Your objective: Rewrite these lines with "muted-mic-icon" changed to "silenced-mic-icon" everywhere it occurs, keeping everything else the same.

Data to use:
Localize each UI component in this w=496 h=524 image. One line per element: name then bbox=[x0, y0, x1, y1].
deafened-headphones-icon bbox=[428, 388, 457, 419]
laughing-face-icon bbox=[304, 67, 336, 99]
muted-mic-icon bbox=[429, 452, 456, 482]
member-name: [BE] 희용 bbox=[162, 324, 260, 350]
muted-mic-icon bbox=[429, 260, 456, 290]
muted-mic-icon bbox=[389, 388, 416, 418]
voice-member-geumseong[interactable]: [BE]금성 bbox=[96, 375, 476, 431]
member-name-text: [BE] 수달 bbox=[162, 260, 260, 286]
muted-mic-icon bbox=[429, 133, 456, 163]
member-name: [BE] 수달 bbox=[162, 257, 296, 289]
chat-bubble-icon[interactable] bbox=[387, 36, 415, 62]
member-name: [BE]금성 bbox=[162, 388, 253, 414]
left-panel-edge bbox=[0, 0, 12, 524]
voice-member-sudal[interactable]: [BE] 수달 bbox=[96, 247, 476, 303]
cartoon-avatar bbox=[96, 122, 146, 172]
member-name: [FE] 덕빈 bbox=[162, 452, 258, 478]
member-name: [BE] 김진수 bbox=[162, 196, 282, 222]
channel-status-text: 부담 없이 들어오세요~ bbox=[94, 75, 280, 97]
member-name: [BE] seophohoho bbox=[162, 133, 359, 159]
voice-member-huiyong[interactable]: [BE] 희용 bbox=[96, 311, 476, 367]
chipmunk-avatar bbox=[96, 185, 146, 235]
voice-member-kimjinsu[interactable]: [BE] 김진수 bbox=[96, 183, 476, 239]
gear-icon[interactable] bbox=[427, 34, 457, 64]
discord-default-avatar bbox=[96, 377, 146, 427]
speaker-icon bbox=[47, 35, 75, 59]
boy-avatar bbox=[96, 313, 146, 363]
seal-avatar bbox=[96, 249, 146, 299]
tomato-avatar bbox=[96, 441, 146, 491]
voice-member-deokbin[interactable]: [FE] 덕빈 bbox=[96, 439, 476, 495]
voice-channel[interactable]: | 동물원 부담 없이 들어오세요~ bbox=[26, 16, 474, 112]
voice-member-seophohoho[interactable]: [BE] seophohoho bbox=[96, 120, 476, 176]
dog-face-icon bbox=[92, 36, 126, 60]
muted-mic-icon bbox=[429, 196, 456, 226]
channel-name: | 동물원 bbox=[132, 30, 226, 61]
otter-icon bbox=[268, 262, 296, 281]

Exercise output:
Localize each UI component in this w=496 h=524 image. One line per element: name then bbox=[x0, y0, x1, y1].
deafened-headphones-icon bbox=[428, 388, 457, 419]
laughing-face-icon bbox=[304, 67, 336, 99]
silenced-mic-icon bbox=[429, 452, 456, 482]
member-name: [BE] 희용 bbox=[162, 324, 260, 350]
silenced-mic-icon bbox=[429, 260, 456, 290]
silenced-mic-icon bbox=[389, 388, 416, 418]
voice-member-geumseong[interactable]: [BE]금성 bbox=[96, 375, 476, 431]
member-name-text: [BE] 수달 bbox=[162, 260, 260, 286]
silenced-mic-icon bbox=[429, 133, 456, 163]
member-name: [BE] 수달 bbox=[162, 257, 296, 289]
chat-bubble-icon[interactable] bbox=[387, 36, 415, 62]
member-name: [BE]금성 bbox=[162, 388, 253, 414]
left-panel-edge bbox=[0, 0, 12, 524]
voice-member-sudal[interactable]: [BE] 수달 bbox=[96, 247, 476, 303]
cartoon-avatar bbox=[96, 122, 146, 172]
member-name: [FE] 덕빈 bbox=[162, 452, 258, 478]
member-name: [BE] 김진수 bbox=[162, 196, 282, 222]
channel-status-text: 부담 없이 들어오세요~ bbox=[94, 75, 280, 97]
member-name: [BE] seophohoho bbox=[162, 133, 359, 159]
voice-member-huiyong[interactable]: [BE] 희용 bbox=[96, 311, 476, 367]
chipmunk-avatar bbox=[96, 185, 146, 235]
voice-member-kimjinsu[interactable]: [BE] 김진수 bbox=[96, 183, 476, 239]
gear-icon[interactable] bbox=[427, 34, 457, 64]
discord-default-avatar bbox=[96, 377, 146, 427]
speaker-icon bbox=[47, 35, 75, 59]
boy-avatar bbox=[96, 313, 146, 363]
seal-avatar bbox=[96, 249, 146, 299]
tomato-avatar bbox=[96, 441, 146, 491]
voice-member-deokbin[interactable]: [FE] 덕빈 bbox=[96, 439, 476, 495]
voice-channel[interactable]: | 동물원 부담 없이 들어오세요~ bbox=[26, 16, 474, 112]
voice-member-seophohoho[interactable]: [BE] seophohoho bbox=[96, 120, 476, 176]
dog-face-icon bbox=[92, 36, 126, 60]
silenced-mic-icon bbox=[429, 196, 456, 226]
channel-name: | 동물원 bbox=[132, 30, 226, 61]
otter-icon bbox=[268, 262, 296, 281]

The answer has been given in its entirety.